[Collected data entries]
--- --- ---

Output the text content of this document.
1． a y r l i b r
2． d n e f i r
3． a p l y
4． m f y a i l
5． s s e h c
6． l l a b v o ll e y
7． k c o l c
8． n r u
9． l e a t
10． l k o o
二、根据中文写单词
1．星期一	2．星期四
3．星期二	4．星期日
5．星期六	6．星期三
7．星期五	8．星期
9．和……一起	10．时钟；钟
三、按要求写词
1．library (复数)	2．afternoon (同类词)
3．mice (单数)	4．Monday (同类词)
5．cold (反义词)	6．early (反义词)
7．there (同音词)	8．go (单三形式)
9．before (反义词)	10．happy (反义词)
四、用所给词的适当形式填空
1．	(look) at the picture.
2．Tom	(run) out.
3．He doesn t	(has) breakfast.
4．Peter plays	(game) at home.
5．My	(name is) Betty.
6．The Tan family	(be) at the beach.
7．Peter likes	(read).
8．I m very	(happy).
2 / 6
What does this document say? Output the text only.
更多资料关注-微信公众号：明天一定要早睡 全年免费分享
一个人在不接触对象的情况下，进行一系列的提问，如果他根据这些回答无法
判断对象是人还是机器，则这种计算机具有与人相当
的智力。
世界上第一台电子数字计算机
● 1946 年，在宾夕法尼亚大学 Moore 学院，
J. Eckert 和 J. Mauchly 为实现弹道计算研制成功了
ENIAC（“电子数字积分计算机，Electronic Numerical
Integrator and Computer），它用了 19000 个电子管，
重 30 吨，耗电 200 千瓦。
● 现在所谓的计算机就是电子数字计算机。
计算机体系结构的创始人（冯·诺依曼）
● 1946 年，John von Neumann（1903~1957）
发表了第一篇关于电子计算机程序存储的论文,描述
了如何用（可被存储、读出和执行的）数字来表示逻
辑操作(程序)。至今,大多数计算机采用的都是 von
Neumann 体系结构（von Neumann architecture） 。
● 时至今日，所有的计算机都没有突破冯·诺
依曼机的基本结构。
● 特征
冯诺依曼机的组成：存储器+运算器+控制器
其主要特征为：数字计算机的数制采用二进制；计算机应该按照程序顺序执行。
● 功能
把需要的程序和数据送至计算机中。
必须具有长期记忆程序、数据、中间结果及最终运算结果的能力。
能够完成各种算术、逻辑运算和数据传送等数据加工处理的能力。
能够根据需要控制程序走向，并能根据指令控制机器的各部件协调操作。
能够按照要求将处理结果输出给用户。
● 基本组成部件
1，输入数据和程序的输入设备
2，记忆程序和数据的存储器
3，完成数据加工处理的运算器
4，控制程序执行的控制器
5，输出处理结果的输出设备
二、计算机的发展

--- --- ---

[TASK STATEMENT]
Repeat the records above in full, character for character.

[RESULT OF THIS TASK]
Output the text content of this document.
1． a y r l i b r
2． d n e f i r
3． a p l y
4． m f y a i l
5． s s e h c
6． l l a b v o ll e y
7． k c o l c
8． n r u
9． l e a t
10． l k o o
二、根据中文写单词
1．星期一	2．星期四
3．星期二	4．星期日
5．星期六	6．星期三
7．星期五	8．星期
9．和……一起	10．时钟；钟
三、按要求写词
1．library (复数)	2．afternoon (同类词)
3．mice (单数)	4．Monday (同类词)
5．cold (反义词)	6．early (反义词)
7．there (同音词)	8．go (单三形式)
9．before (反义词)	10．happy (反义词)
四、用所给词的适当形式填空
1．	(look) at the picture.
2．Tom	(run) out.
3．He doesn t	(has) breakfast.
4．Peter plays	(game) at home.
5．My	(name is) Betty.
6．The Tan family	(be) at the beach.
7．Peter likes	(read).
8．I m very	(happy).
2 / 6
What does this document say? Output the text only.
更多资料关注-微信公众号：明天一定要早睡 全年免费分享
一个人在不接触对象的情况下，进行一系列的提问，如果他根据这些回答无法
判断对象是人还是机器，则这种计算机具有与人相当
的智力。
世界上第一台电子数字计算机
● 1946 年，在宾夕法尼亚大学 Moore 学院，
J. Eckert 和 J. Mauchly 为实现弹道计算研制成功了
ENIAC（“电子数字积分计算机，Electronic Numerical
Integrator and Computer），它用了 19000 个电子管，
重 30 吨，耗电 200 千瓦。
● 现在所谓的计算机就是电子数字计算机。
计算机体系结构的创始人（冯·诺依曼）
● 1946 年，John von Neumann（1903~1957）
发表了第一篇关于电子计算机程序存储的论文,描述
了如何用（可被存储、读出和执行的）数字来表示逻
辑操作(程序)。至今,大多数计算机采用的都是 von
Neumann 体系结构（von Neumann architecture） 。
● 时至今日，所有的计算机都没有突破冯·诺
依曼机的基本结构。
● 特征
冯诺依曼机的组成：存储器+运算器+控制器
其主要特征为：数字计算机的数制采用二进制；计算机应该按照程序顺序执行。
● 功能
把需要的程序和数据送至计算机中。
必须具有长期记忆程序、数据、中间结果及最终运算结果的能力。
能够完成各种算术、逻辑运算和数据传送等数据加工处理的能力。
能够根据需要控制程序走向，并能根据指令控制机器的各部件协调操作。
能够按照要求将处理结果输出给用户。
● 基本组成部件
1，输入数据和程序的输入设备
2，记忆程序和数据的存储器
3，完成数据加工处理的运算器
4，控制程序执行的控制器
5，输出处理结果的输出设备
二、计算机的发展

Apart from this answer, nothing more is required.